## PROMPT
Below are some records. Say how many of their lines include the string "Indicating", giving only the number.

━━━━━━

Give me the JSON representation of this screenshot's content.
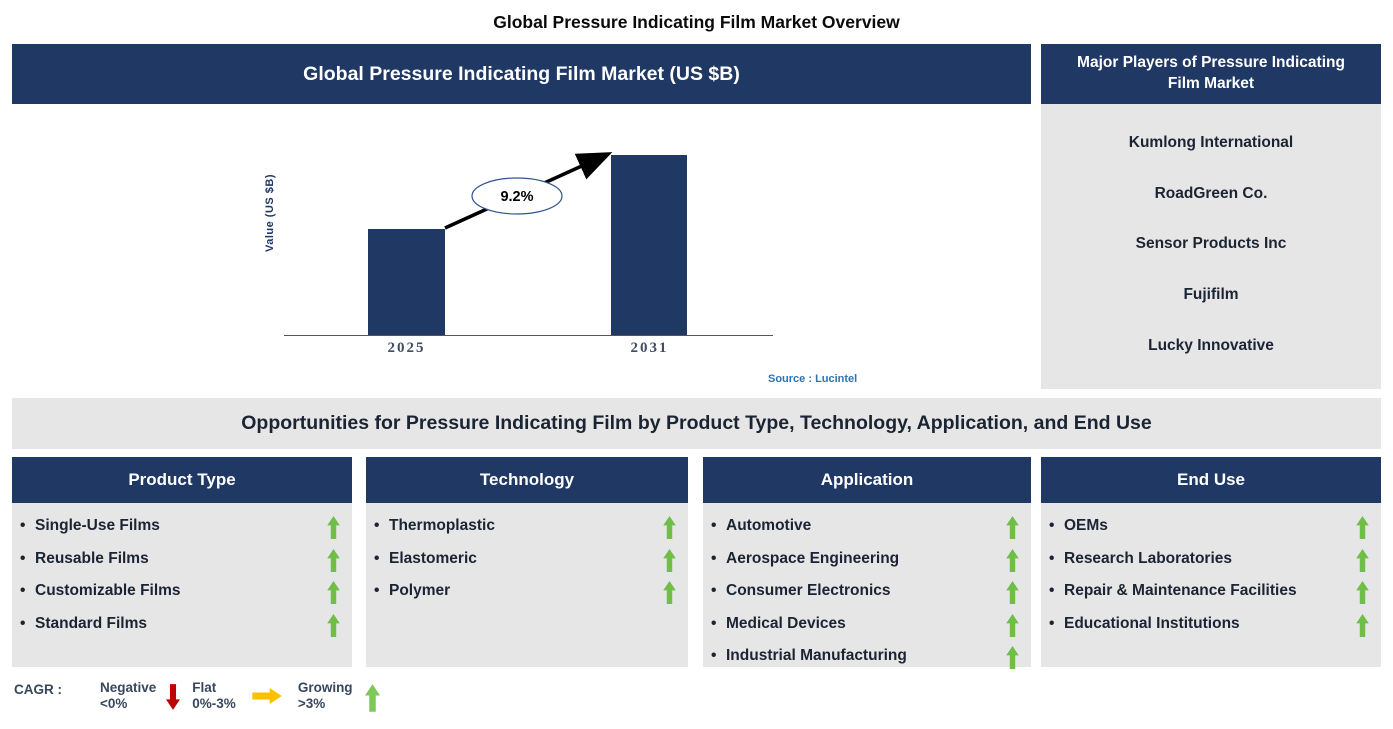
{
  "page_title": "Global Pressure Indicating Film Market Overview",
  "chart_data": {
    "type": "bar",
    "title": "Global Pressure Indicating Film Market (US $B)",
    "categories": [
      "2025",
      "2031"
    ],
    "values_relative": [
      0.59,
      1.0
    ],
    "growth_label": "9.2%",
    "ylabel": "Value (US $B)",
    "xlabel": "",
    "y_axis_numeric_labels": false,
    "legend_position": "none",
    "grid": false,
    "source": "Source : Lucintel",
    "annotation": "arrow from 2025 bar to 2031 bar labeled 9.2%"
  },
  "major_players": {
    "title": "Major Players of Pressure Indicating Film Market",
    "items": [
      "Kumlong International",
      "RoadGreen Co.",
      "Sensor Products Inc",
      "Fujifilm",
      "Lucky Innovative"
    ]
  },
  "opportunities": {
    "title": "Opportunities for Pressure Indicating Film by Product Type, Technology, Application, and End Use"
  },
  "columns": {
    "product_type": {
      "title": "Product Type",
      "items": [
        {
          "label": "Single-Use Films",
          "trend": "growing"
        },
        {
          "label": "Reusable Films",
          "trend": "growing"
        },
        {
          "label": "Customizable Films",
          "trend": "growing"
        },
        {
          "label": "Standard Films",
          "trend": "growing"
        }
      ]
    },
    "technology": {
      "title": "Technology",
      "items": [
        {
          "label": "Thermoplastic",
          "trend": "growing"
        },
        {
          "label": "Elastomeric",
          "trend": "growing"
        },
        {
          "label": "Polymer",
          "trend": "growing"
        }
      ]
    },
    "application": {
      "title": "Application",
      "items": [
        {
          "label": "Automotive",
          "trend": "growing"
        },
        {
          "label": "Aerospace Engineering",
          "trend": "growing"
        },
        {
          "label": "Consumer Electronics",
          "trend": "growing"
        },
        {
          "label": "Medical Devices",
          "trend": "growing"
        },
        {
          "label": "Industrial Manufacturing",
          "trend": "growing"
        }
      ]
    },
    "end_use": {
      "title": "End Use",
      "items": [
        {
          "label": "OEMs",
          "trend": "growing"
        },
        {
          "label": "Research Laboratories",
          "trend": "growing"
        },
        {
          "label": "Repair & Maintenance Facilities",
          "trend": "growing"
        },
        {
          "label": "Educational Institutions",
          "trend": "growing"
        }
      ]
    }
  },
  "legend": {
    "label": "CAGR :",
    "entries": [
      {
        "label": "Negative",
        "range": "<0%",
        "trend": "negative"
      },
      {
        "label": "Flat",
        "range": "0%-3%",
        "trend": "flat"
      },
      {
        "label": "Growing",
        "range": ">3%",
        "trend": "growing"
      }
    ]
  },
  "colors": {
    "navy": "#1F3864",
    "panel_gray": "#E7E6E6",
    "growing_green": "#6FBE48",
    "negative_red": "#C00000",
    "flat_orange": "#FFC000",
    "source_blue": "#2E74B5"
  }
}
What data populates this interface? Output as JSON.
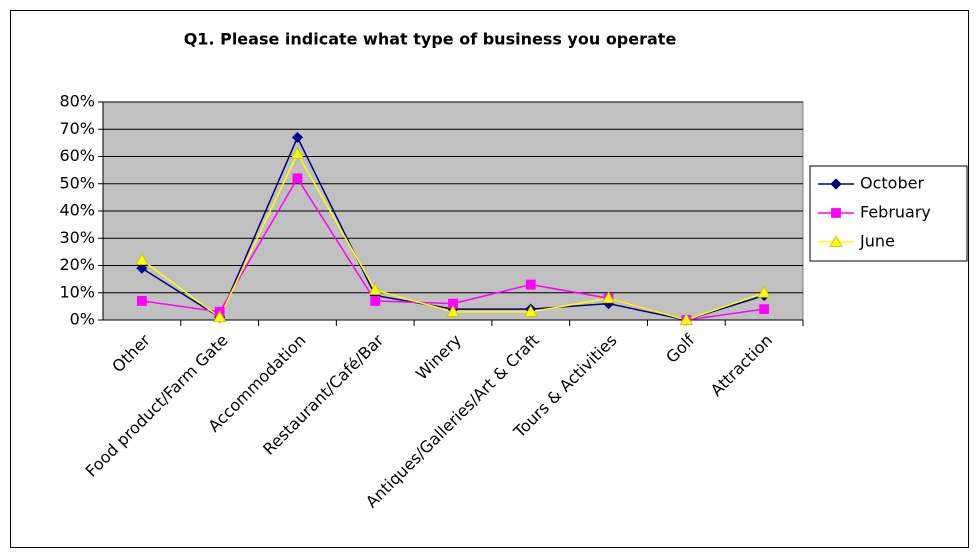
{
  "chart_data": {
    "type": "line",
    "title": "Q1. Please indicate what type of business you operate",
    "categories": [
      "Other",
      "Food product/Farm Gate",
      "Accommodation",
      "Restaurant/Café/Bar",
      "Winery",
      "Antiques/Galleries/Art & Craft",
      "Tours & Activities",
      "Golf",
      "Attraction"
    ],
    "series": [
      {
        "name": "October",
        "color": "#000080",
        "marker": "diamond",
        "values": [
          19,
          1,
          67,
          9,
          4,
          4,
          6,
          0,
          9
        ]
      },
      {
        "name": "February",
        "color": "#ff00ff",
        "marker": "square",
        "values": [
          7,
          3,
          52,
          7,
          6,
          13,
          8,
          0,
          4
        ]
      },
      {
        "name": "June",
        "color": "#ffff00",
        "marker": "triangle",
        "values": [
          22,
          1,
          61,
          11,
          3,
          3,
          8,
          0,
          10
        ]
      }
    ],
    "ylim": [
      0,
      80
    ],
    "yticks": [
      {
        "value": 0,
        "label": "0%"
      },
      {
        "value": 10,
        "label": "10%"
      },
      {
        "value": 20,
        "label": "20%"
      },
      {
        "value": 30,
        "label": "30%"
      },
      {
        "value": 40,
        "label": "40%"
      },
      {
        "value": 50,
        "label": "50%"
      },
      {
        "value": 60,
        "label": "60%"
      },
      {
        "value": 70,
        "label": "70%"
      },
      {
        "value": 80,
        "label": "80%"
      }
    ],
    "grid": true,
    "legend": "right"
  }
}
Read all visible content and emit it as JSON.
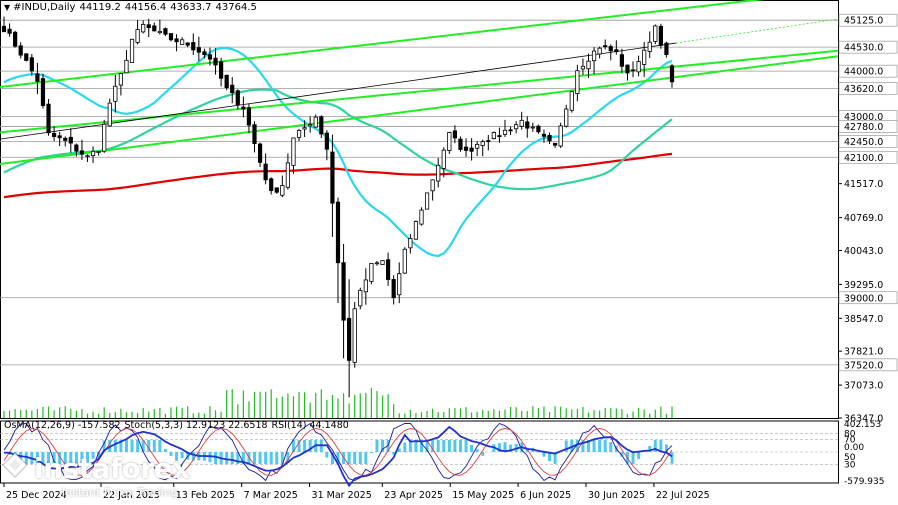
{
  "header": {
    "symbol": "#INDU,Daily",
    "open": "44119.2",
    "high": "44156.4",
    "low": "43633.7",
    "close": "43764.5"
  },
  "oscillator_header": {
    "osma": "OsMA(12,26,9) -157.582",
    "stoch": "Stoch(5,3,3) 12.9123 22.6518",
    "rsi": "RSI(14) 44.1480"
  },
  "watermark": {
    "name": "instaforex",
    "tagline": "Instant Forex Trading"
  },
  "colors": {
    "candle": "#000000",
    "ma_red": "#e00000",
    "ma_teal": "#2ed3a0",
    "ma_cyan": "#28d8f0",
    "channel_green": "#22ee22",
    "volume": "#22bb22",
    "osma_hist": "#4fc8f0",
    "stoch_main": "#1a1aa8",
    "stoch_signal": "#e04040",
    "rsi": "#2233cc"
  },
  "chart_data": {
    "type": "candlestick",
    "title": "#INDU,Daily",
    "ylim": [
      36347,
      45570
    ],
    "y_ticks": [
      "45125.0",
      "44530.0",
      "44000.0",
      "43620.0",
      "43000.0",
      "42780.0",
      "42450.0",
      "42100.0",
      "41517.0",
      "40769.0",
      "40043.0",
      "39295.0",
      "39000.0",
      "38547.0",
      "37821.0",
      "37520.0",
      "37073.0",
      "36347.0"
    ],
    "x_ticks": [
      "25 Dec 2024",
      "22 Jan 2025",
      "13 Feb 2025",
      "7 Mar 2025",
      "31 Mar 2025",
      "23 Apr 2025",
      "15 May 2025",
      "6 Jun 2025",
      "30 Jun 2025",
      "22 Jul 2025"
    ],
    "key_levels": [
      45125,
      44530,
      44000,
      43620,
      43000,
      42780,
      42450,
      42100,
      39000,
      37520
    ],
    "bars": 121,
    "last_close": 43764.5,
    "path_anchors": [
      [
        0,
        44950
      ],
      [
        3,
        44400
      ],
      [
        6,
        43800
      ],
      [
        8,
        42600
      ],
      [
        11,
        42450
      ],
      [
        15,
        42100
      ],
      [
        17,
        42300
      ],
      [
        19,
        43300
      ],
      [
        21,
        43900
      ],
      [
        23,
        44700
      ],
      [
        25,
        45000
      ],
      [
        29,
        44750
      ],
      [
        33,
        44600
      ],
      [
        37,
        44300
      ],
      [
        40,
        43600
      ],
      [
        43,
        43200
      ],
      [
        46,
        42000
      ],
      [
        48,
        41300
      ],
      [
        50,
        41500
      ],
      [
        52,
        42500
      ],
      [
        56,
        43000
      ],
      [
        58,
        42300
      ],
      [
        59,
        41100
      ],
      [
        61,
        38500
      ],
      [
        62,
        37600
      ],
      [
        63,
        38800
      ],
      [
        66,
        39700
      ],
      [
        68,
        39800
      ],
      [
        70,
        39000
      ],
      [
        72,
        40000
      ],
      [
        76,
        41300
      ],
      [
        80,
        42600
      ],
      [
        83,
        42200
      ],
      [
        86,
        42500
      ],
      [
        89,
        42600
      ],
      [
        93,
        42900
      ],
      [
        96,
        42600
      ],
      [
        99,
        42300
      ],
      [
        101,
        43200
      ],
      [
        103,
        44050
      ],
      [
        107,
        44550
      ],
      [
        110,
        44400
      ],
      [
        112,
        43900
      ],
      [
        115,
        44400
      ],
      [
        117,
        45000
      ],
      [
        119,
        44300
      ],
      [
        120,
        43764
      ]
    ],
    "indicators": {
      "osma": -157.582,
      "osma_scale": [
        "402.153",
        "0.00",
        "-579.935"
      ],
      "stoch_main": 12.9123,
      "stoch_signal": 22.6518,
      "stoch_levels": [
        80,
        70,
        50,
        30
      ],
      "rsi": 44.148
    }
  }
}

━━━━━━

## REPLY TO THE EXERCISE
4